> Provided entries:
--*--
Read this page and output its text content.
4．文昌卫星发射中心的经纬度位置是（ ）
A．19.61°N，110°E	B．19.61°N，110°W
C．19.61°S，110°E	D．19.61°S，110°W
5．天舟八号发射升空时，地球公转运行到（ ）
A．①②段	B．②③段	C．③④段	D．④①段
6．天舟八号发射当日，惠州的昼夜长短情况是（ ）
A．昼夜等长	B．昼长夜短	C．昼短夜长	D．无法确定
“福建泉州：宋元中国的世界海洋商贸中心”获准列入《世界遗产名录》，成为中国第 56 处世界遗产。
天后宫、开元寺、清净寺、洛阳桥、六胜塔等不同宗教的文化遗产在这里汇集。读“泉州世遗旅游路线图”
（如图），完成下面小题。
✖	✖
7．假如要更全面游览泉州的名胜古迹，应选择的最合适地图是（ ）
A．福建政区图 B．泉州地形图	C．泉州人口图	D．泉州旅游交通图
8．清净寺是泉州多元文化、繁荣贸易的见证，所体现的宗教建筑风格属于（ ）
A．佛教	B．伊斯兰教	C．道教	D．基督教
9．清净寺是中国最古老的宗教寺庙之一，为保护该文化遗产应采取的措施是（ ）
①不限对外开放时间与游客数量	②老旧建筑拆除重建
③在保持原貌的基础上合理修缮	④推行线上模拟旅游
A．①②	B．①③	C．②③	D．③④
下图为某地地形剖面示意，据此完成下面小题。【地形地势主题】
--*--
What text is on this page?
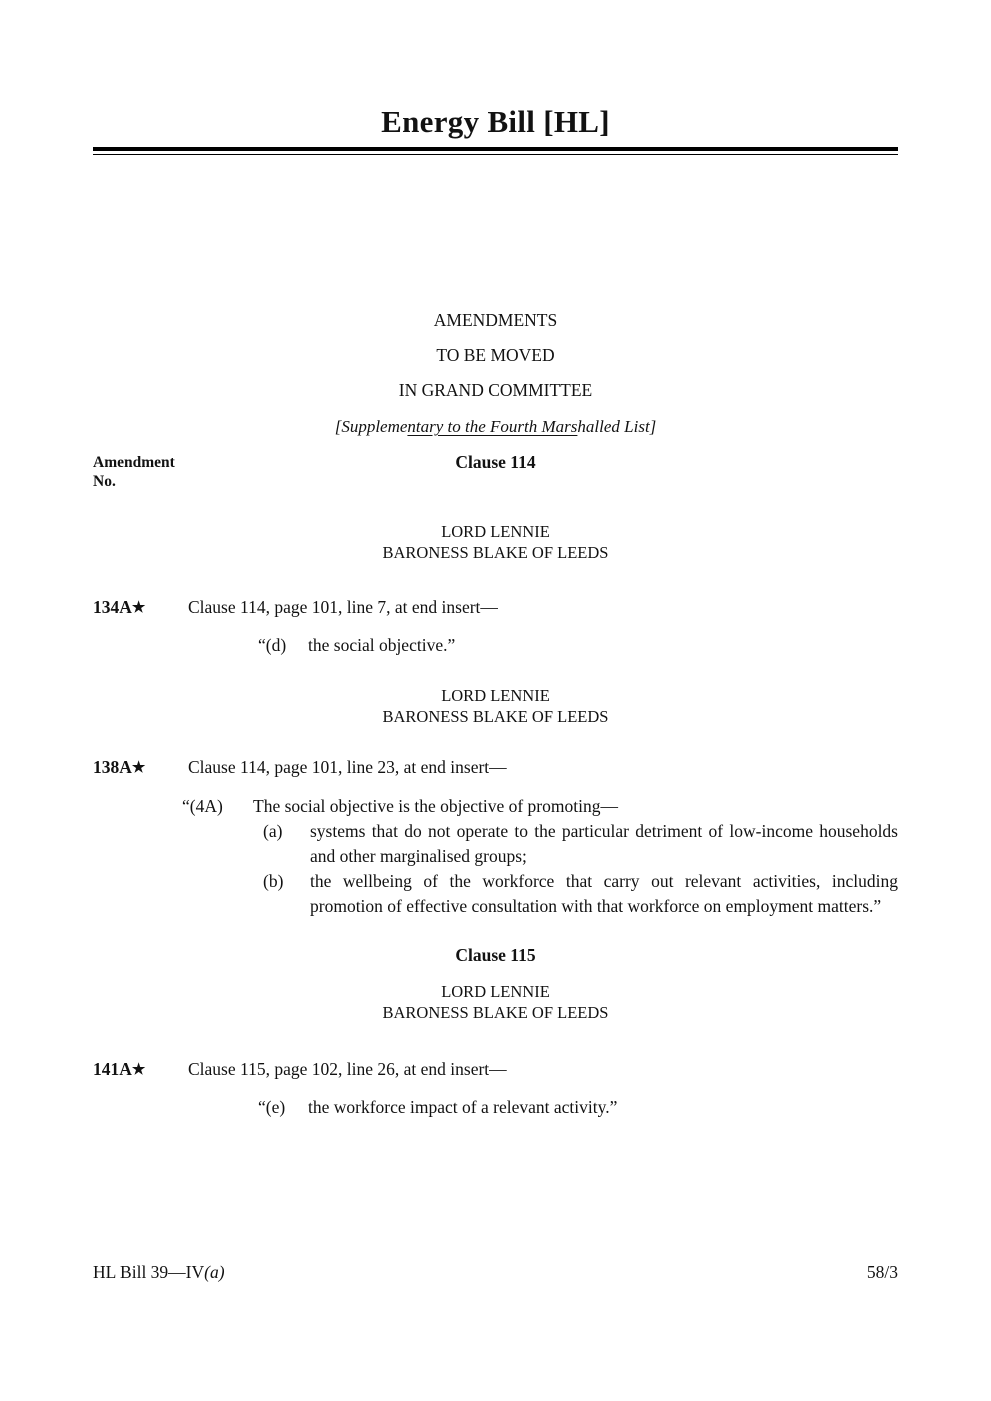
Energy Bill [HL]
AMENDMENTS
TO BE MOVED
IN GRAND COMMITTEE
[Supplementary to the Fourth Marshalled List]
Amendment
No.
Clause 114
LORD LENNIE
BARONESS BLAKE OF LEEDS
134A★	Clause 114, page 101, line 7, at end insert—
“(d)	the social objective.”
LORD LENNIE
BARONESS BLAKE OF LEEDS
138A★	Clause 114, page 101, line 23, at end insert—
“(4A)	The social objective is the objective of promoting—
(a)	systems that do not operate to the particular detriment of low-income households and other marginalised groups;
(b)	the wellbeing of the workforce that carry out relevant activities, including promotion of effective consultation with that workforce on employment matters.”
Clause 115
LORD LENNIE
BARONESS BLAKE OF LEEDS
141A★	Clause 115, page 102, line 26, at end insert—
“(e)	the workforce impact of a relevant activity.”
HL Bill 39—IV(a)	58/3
--*--
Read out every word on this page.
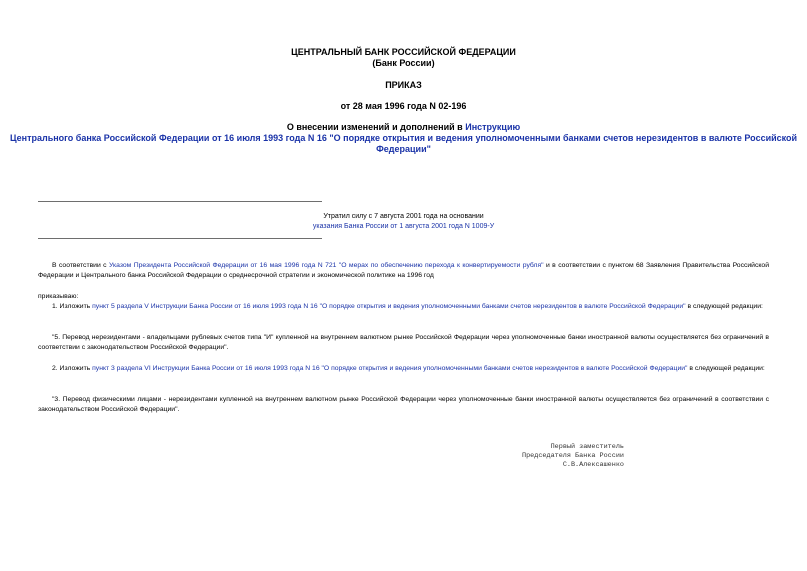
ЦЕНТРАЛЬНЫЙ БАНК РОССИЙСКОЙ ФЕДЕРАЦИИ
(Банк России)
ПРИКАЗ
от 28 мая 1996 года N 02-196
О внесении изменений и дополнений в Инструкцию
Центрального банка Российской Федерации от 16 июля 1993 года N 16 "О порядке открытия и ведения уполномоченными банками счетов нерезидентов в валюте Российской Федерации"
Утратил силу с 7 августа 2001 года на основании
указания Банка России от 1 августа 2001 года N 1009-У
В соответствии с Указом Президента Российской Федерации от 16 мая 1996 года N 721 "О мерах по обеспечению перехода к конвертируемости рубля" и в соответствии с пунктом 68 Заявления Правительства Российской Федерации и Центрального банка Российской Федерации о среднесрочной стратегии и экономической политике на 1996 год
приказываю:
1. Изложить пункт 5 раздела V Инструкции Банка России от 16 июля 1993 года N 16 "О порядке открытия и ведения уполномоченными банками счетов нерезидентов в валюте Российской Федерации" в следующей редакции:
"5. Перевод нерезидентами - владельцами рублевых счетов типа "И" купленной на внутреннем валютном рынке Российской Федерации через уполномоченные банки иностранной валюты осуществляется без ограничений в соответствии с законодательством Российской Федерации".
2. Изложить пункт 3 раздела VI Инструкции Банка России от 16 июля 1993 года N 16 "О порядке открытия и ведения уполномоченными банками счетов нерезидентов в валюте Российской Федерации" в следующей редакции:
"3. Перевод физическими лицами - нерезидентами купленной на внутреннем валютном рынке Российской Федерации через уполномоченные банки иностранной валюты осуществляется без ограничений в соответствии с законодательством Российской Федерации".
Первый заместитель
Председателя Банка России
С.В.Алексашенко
--*--
> The request: In the listing, find all lines with the string "that" and copy them.

> Correct result:
(a)	systems that do not operate to the particular detriment of low-income households and other marginalised groups;
(b)	the wellbeing of the workforce that carry out relevant activities, including promotion of effective consultation with that workforce on employment matters.”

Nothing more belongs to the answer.